══ Records to use ══
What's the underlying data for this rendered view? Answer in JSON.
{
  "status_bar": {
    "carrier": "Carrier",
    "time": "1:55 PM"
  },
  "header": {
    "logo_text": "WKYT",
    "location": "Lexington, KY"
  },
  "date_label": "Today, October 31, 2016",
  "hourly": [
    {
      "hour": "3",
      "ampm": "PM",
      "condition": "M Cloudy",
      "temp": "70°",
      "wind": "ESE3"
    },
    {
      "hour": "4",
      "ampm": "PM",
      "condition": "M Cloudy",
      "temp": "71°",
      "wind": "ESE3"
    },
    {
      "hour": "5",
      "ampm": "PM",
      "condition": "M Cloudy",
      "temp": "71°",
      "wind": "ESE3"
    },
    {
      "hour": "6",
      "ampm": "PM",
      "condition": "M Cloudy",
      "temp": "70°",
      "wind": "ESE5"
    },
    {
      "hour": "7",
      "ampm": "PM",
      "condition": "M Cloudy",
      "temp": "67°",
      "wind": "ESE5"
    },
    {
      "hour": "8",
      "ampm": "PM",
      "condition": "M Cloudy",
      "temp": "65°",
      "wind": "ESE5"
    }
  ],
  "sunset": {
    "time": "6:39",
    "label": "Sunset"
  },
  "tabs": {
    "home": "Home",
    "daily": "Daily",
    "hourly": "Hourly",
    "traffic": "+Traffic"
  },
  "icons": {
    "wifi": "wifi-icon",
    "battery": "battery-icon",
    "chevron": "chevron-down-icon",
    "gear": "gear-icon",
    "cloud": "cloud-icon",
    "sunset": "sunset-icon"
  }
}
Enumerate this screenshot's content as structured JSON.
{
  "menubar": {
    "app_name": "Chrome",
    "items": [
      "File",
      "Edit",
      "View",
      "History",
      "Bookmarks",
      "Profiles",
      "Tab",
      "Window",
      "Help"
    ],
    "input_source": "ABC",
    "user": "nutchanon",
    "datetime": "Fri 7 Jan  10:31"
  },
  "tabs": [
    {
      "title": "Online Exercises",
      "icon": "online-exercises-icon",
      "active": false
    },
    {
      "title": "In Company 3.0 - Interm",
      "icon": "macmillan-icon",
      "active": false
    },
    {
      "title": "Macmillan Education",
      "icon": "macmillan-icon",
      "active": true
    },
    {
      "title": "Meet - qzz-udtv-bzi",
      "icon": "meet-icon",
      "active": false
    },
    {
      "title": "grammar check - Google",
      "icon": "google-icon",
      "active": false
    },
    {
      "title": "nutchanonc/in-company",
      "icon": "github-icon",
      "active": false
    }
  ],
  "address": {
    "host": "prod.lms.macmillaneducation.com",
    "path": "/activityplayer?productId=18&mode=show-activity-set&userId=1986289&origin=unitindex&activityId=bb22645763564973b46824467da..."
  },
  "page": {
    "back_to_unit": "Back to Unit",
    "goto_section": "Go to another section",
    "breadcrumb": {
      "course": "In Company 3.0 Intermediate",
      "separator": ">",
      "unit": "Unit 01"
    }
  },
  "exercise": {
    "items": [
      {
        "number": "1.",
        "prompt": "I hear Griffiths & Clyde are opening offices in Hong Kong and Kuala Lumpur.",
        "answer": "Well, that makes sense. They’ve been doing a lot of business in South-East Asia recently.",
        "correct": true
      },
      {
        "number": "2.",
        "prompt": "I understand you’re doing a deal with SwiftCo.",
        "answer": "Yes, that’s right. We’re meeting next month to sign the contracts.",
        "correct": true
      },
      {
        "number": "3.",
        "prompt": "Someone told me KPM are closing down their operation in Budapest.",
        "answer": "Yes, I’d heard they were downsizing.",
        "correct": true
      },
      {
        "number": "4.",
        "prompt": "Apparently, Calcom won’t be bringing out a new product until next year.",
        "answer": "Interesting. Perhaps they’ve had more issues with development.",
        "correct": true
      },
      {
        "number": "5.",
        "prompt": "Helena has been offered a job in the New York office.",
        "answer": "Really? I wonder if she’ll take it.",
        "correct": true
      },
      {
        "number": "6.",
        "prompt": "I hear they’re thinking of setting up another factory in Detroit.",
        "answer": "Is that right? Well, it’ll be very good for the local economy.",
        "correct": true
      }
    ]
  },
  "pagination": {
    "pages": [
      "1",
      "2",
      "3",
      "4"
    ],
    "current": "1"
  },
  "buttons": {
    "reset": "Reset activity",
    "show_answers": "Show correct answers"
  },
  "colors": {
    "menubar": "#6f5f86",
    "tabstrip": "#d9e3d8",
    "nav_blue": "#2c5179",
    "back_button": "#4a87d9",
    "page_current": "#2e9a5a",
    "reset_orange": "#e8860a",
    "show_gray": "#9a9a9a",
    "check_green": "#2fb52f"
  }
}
═══
▶ [Do this]: Gather each line from the entries above that includes the word "title".

▶ [Result of this exercise]:
      "title": "Online Exercises",
      "title": "In Company 3.0 - Interm",
      "title": "Macmillan Education",
      "title": "Meet - qzz-udtv-bzi",
      "title": "grammar check - Google",
      "title": "nutchanonc/in-company",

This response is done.